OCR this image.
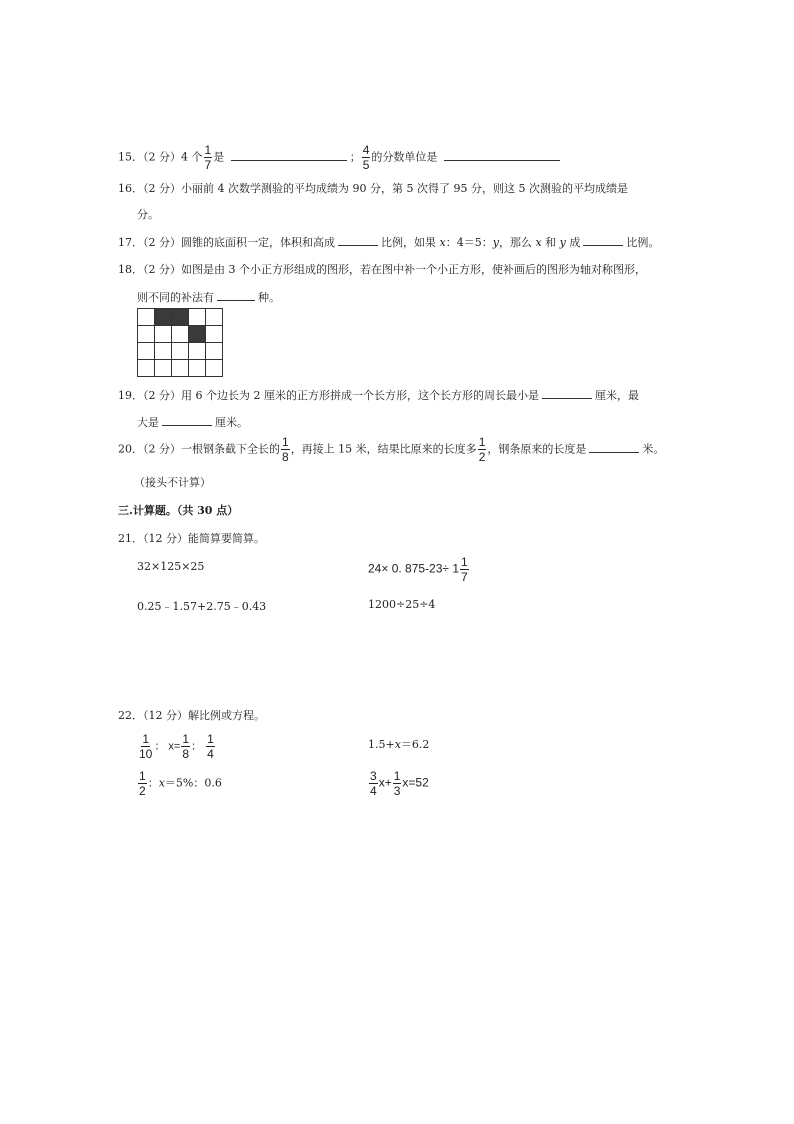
15．（2 分）4 个 $\frac{1}{7}$ 是	； $\frac{4}{5}$ 的分数单位是
16．（2 分）小丽前 4 次数学测验的平均成绩为 90 分，第 5 次得了 95 分，则这 5 次测验的平均成绩是
分。
17．（2 分）圆锥的底面积一定，体积和高成	比例，如果 x：4＝5：y，那么 x 和 y 成	比例。
18．（2 分）如图是由 3 个小正方形组成的图形，若在图中补一个小正方形，使补画后的图形为轴对称图形，
则不同的补法有	种。
19．（2 分）用 6 个边长为 2 厘米的正方形拼成一个长方形，这个长方形的周长最小是	厘米，最
大是	厘米。
20．（2 分）一根钢条截下全长的 $\frac{1}{8}$ ，再接上 15 米，结果比原来的长度多 $\frac{1}{2}$ ，钢条原来的长度是	米。
（接头不计算）
三.计算题。（共 30 点）
21．（12 分）能简算要简算。
32×125×25	24× 0. $875-23\div 1 \frac{1}{7}$
0.25﹣1.57+2.75﹣0.43	1200÷25÷4
22．（12 分）解比例或方程。
$\frac{1}{10}$ ： $x= \frac{1}{8}$ ： $\frac{1}{4}$	1.5+x＝6.2
$\frac{1}{2}$ ：x＝5%：0.6	$\frac{3}{4} x+ \frac{1}{3} x=52$
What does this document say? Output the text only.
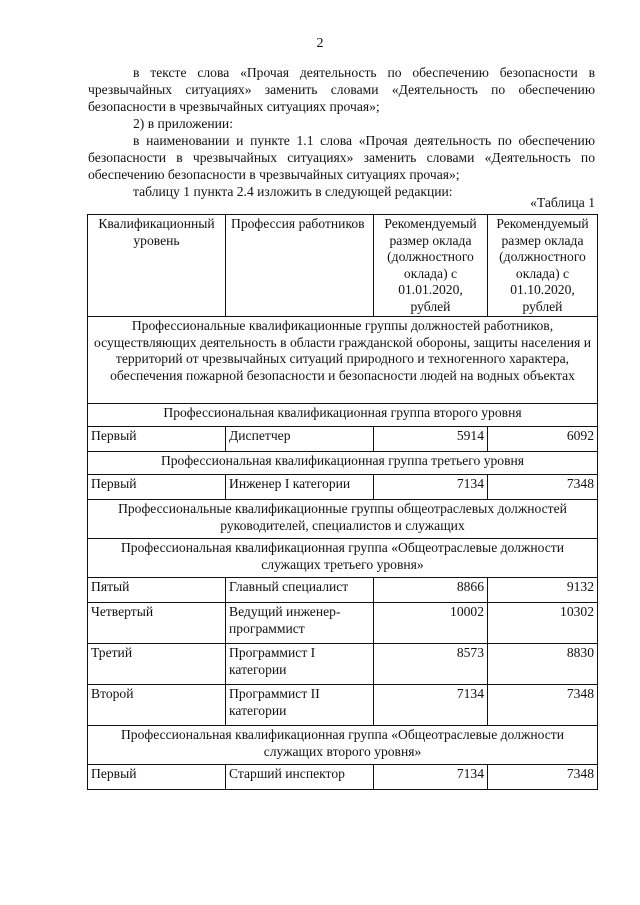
2

в тексте слова «Прочая деятельность по обеспечению безопасности в чрезвычайных ситуациях» заменить словами «Деятельность по обеспечению безопасности в чрезвычайных ситуациях прочая»;

2) в приложении:

в наименовании и пункте 1.1 слова «Прочая деятельность по обеспечению безопасности в чрезвычайных ситуациях» заменить словами «Деятельность по обеспечению безопасности в чрезвычайных ситуациях прочая»;

таблицу 1 пункта 2.4 изложить в следующей редакции:

«Таблица 1
Квалификационный уровень	Профессия работников	Рекомендуемый размер оклада (должностного оклада) с 01.01.2020, рублей	Рекомендуемый размер оклада (должностного оклада) с 01.10.2020, рублей
Профессиональные квалификационные группы должностей работников, осуществляющих деятельность в области гражданской обороны, защиты населения и территорий от чрезвычайных ситуаций природного и техногенного характера, обеспечения пожарной безопасности и безопасности людей на водных объектах			
Профессиональная квалификационная группа второго уровня			
Первый	Диспетчер	5914	6092
Профессиональная квалификационная группа третьего уровня			
Первый	Инженер I категории	7134	7348
Профессиональные квалификационные группы общеотраслевых должностей руководителей, специалистов и служащих			
Профессиональная квалификационная группа «Общеотраслевые должности служащих третьего уровня»			
Пятый	Главный специалист	8866	9132
Четвертый	Ведущий инженер-программист	10002	10302
Третий	Программист I категории	8573	8830
Второй	Программист II категории	7134	7348
Профессиональная квалификационная группа «Общеотраслевые должности служащих второго уровня»			
Первый	Старший инспектор	7134	7348
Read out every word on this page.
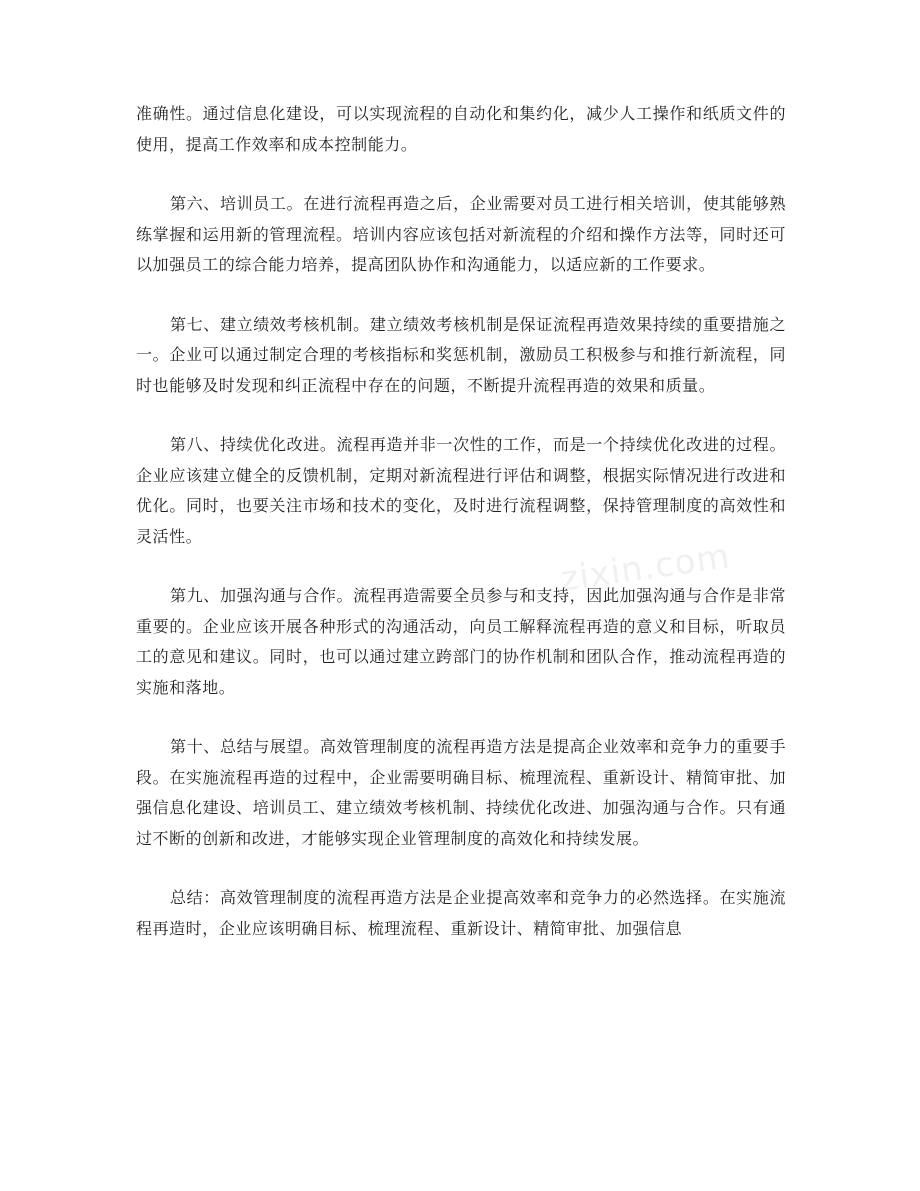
准确性。通过信息化建设，可以实现流程的自动化和集约化，减少人工操作和纸质文件的使用，提高工作效率和成本控制能力。

第六、培训员工。在进行流程再造之后，企业需要对员工进行相关培训，使其能够熟练掌握和运用新的管理流程。培训内容应该包括对新流程的介绍和操作方法等，同时还可以加强员工的综合能力培养，提高团队协作和沟通能力，以适应新的工作要求。

第七、建立绩效考核机制。建立绩效考核机制是保证流程再造效果持续的重要措施之一。企业可以通过制定合理的考核指标和奖惩机制，激励员工积极参与和推行新流程，同时也能够及时发现和纠正流程中存在的问题，不断提升流程再造的效果和质量。

第八、持续优化改进。流程再造并非一次性的工作，而是一个持续优化改进的过程。企业应该建立健全的反馈机制，定期对新流程进行评估和调整，根据实际情况进行改进和优化。同时，也要关注市场和技术的变化，及时进行流程调整，保持管理制度的高效性和灵活性。

第九、加强沟通与合作。流程再造需要全员参与和支持，因此加强沟通与合作是非常重要的。企业应该开展各种形式的沟通活动，向员工解释流程再造的意义和目标，听取员工的意见和建议。同时，也可以通过建立跨部门的协作机制和团队合作，推动流程再造的实施和落地。

第十、总结与展望。高效管理制度的流程再造方法是提高企业效率和竞争力的重要手段。在实施流程再造的过程中，企业需要明确目标、梳理流程、重新设计、精简审批、加强信息化建设、培训员工、建立绩效考核机制、持续优化改进、加强沟通与合作。只有通过不断的创新和改进，才能够实现企业管理制度的高效化和持续发展。

总结：高效管理制度的流程再造方法是企业提高效率和竞争力的必然选择。在实施流程再造时，企业应该明确目标、梳理流程、重新设计、精简审批、加强信息

zixin.com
---*---
▶ TASK GOAL
Copy the listing over exactly, skipping the pictures it holds.

▶ THE OUTPUT
OCR this image.
15．（2 分）4 个 $\frac{1}{7}$ 是	； $\frac{4}{5}$ 的分数单位是
16．（2 分）小丽前 4 次数学测验的平均成绩为 90 分，第 5 次得了 95 分，则这 5 次测验的平均成绩是
分。
17．（2 分）圆锥的底面积一定，体积和高成	比例，如果 x：4＝5：y，那么 x 和 y 成	比例。
18．（2 分）如图是由 3 个小正方形组成的图形，若在图中补一个小正方形，使补画后的图形为轴对称图形，
则不同的补法有	种。
19．（2 分）用 6 个边长为 2 厘米的正方形拼成一个长方形，这个长方形的周长最小是	厘米，最
大是	厘米。
20．（2 分）一根钢条截下全长的 $\frac{1}{8}$ ，再接上 15 米，结果比原来的长度多 $\frac{1}{2}$ ，钢条原来的长度是	米。
（接头不计算）
三.计算题。（共 30 点）
21．（12 分）能简算要简算。
32×125×25	24× 0. $875-23\div 1 \frac{1}{7}$
0.25﹣1.57+2.75﹣0.43	1200÷25÷4
22．（12 分）解比例或方程。
$\frac{1}{10}$ ： $x= \frac{1}{8}$ ： $\frac{1}{4}$	1.5+x＝6.2
$\frac{1}{2}$ ：x＝5%：0.6	$\frac{3}{4} x+ \frac{1}{3} x=52$
What does this document say? Output the text only.
2

в тексте слова «Прочая деятельность по обеспечению безопасности в чрезвычайных ситуациях» заменить словами «Деятельность по обеспечению безопасности в чрезвычайных ситуациях прочая»;

2) в приложении:

в наименовании и пункте 1.1 слова «Прочая деятельность по обеспечению безопасности в чрезвычайных ситуациях» заменить словами «Деятельность по обеспечению безопасности в чрезвычайных ситуациях прочая»;

таблицу 1 пункта 2.4 изложить в следующей редакции:

«Таблица 1
Квалификационный уровень	Профессия работников	Рекомендуемый размер оклада (должностного оклада) с 01.01.2020, рублей	Рекомендуемый размер оклада (должностного оклада) с 01.10.2020, рублей
Профессиональные квалификационные группы должностей работников, осуществляющих деятельность в области гражданской обороны, защиты населения и территорий от чрезвычайных ситуаций природного и техногенного характера, обеспечения пожарной безопасности и безопасности людей на водных объектах			
Профессиональная квалификационная группа второго уровня			
Первый	Диспетчер	5914	6092
Профессиональная квалификационная группа третьего уровня			
Первый	Инженер I категории	7134	7348
Профессиональные квалификационные группы общеотраслевых должностей руководителей, специалистов и служащих			
Профессиональная квалификационная группа «Общеотраслевые должности служащих третьего уровня»			
Пятый	Главный специалист	8866	9132
Четвертый	Ведущий инженер-программист	10002	10302
Третий	Программист I категории	8573	8830
Второй	Программист II категории	7134	7348
Профессиональная квалификационная группа «Общеотраслевые должности служащих второго уровня»			
Первый	Старший инспектор	7134	7348
Read out every word on this page.
准确性。通过信息化建设，可以实现流程的自动化和集约化，减少人工操作和纸质文件的使用，提高工作效率和成本控制能力。

第六、培训员工。在进行流程再造之后，企业需要对员工进行相关培训，使其能够熟练掌握和运用新的管理流程。培训内容应该包括对新流程的介绍和操作方法等，同时还可以加强员工的综合能力培养，提高团队协作和沟通能力，以适应新的工作要求。

第七、建立绩效考核机制。建立绩效考核机制是保证流程再造效果持续的重要措施之一。企业可以通过制定合理的考核指标和奖惩机制，激励员工积极参与和推行新流程，同时也能够及时发现和纠正流程中存在的问题，不断提升流程再造的效果和质量。

第八、持续优化改进。流程再造并非一次性的工作，而是一个持续优化改进的过程。企业应该建立健全的反馈机制，定期对新流程进行评估和调整，根据实际情况进行改进和优化。同时，也要关注市场和技术的变化，及时进行流程调整，保持管理制度的高效性和灵活性。

第九、加强沟通与合作。流程再造需要全员参与和支持，因此加强沟通与合作是非常重要的。企业应该开展各种形式的沟通活动，向员工解释流程再造的意义和目标，听取员工的意见和建议。同时，也可以通过建立跨部门的协作机制和团队合作，推动流程再造的实施和落地。

第十、总结与展望。高效管理制度的流程再造方法是提高企业效率和竞争力的重要手段。在实施流程再造的过程中，企业需要明确目标、梳理流程、重新设计、精简审批、加强信息化建设、培训员工、建立绩效考核机制、持续优化改进、加强沟通与合作。只有通过不断的创新和改进，才能够实现企业管理制度的高效化和持续发展。

总结：高效管理制度的流程再造方法是企业提高效率和竞争力的必然选择。在实施流程再造时，企业应该明确目标、梳理流程、重新设计、精简审批、加强信息

zixin.com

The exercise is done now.